**WHAT TO PRODUCE:** According to the forum thread about file-tree walking APIs, why does Solaris support FTS? Answer in one to three sentences.

**DOCUMENT EXCERPT:**
--- Begin ---

FWIW, the POSIX equivalents are `ftw` and `nftw`[1]. POSIX 2008 deprecates `ftw`.

[1]: https://pubs.opengroup.org/onlinepubs/9699919799//functions/...


ftw/nftw is a crap interface as it relies on C callbacks and isn't re-entrant.[1] Android/Bionic, Darwin/macOS, DragonflyBSD, FreeBSD, glibc, musl libc, OpenBSD, NetBSD, and even Solaris all support the FTS API.[2]

Of the extant Unix environments only AIX and QNX seems to lack it. HP-UX doesn't seem to support it, either, but I don't count HP-UX as extant. In any event it's trivial to copy an FTS implementation from a BSD.

I'm a strong advocate for adherence to POSIX, but in this case there's significant benefit from using FTS and very little, if any, cost.

[1] FTS uses a C callback for its comparator, which can be a headache but not nearly to the same extent as it is with nftw.

[2] It's originally from BSD Reno. It was adopted by glibc, which in turn has forced commercial vendors like Solaris to support it as they're chasing Linux/glibc API compatibility. I would expect AIX to add it eventually.

--- End ---

**EXTRACTED RECORDS:**
--- Begin ---

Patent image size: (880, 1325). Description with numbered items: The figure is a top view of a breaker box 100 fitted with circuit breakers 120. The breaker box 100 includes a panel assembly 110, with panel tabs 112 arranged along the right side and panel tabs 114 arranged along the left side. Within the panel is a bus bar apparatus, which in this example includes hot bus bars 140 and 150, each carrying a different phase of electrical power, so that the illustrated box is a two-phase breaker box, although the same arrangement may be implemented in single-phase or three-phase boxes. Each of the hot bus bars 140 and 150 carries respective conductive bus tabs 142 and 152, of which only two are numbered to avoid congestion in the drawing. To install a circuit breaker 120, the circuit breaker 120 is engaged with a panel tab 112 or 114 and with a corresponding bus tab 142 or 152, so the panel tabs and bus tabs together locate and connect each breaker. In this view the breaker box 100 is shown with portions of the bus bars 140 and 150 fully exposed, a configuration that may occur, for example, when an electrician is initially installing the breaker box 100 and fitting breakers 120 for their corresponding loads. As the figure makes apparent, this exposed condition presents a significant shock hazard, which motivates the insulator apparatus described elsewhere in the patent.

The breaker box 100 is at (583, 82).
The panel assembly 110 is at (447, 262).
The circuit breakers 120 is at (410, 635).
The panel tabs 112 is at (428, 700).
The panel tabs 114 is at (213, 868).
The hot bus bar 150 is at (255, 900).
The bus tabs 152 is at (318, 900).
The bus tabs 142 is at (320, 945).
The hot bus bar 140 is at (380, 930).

--- End ---

**RESPONSE:** FTS, which originated in BSD Reno, was adopted by glibc. Commercial vendors like Solaris are chasing API compatibility with Linux and glibc, so that adoption forced them to support it too.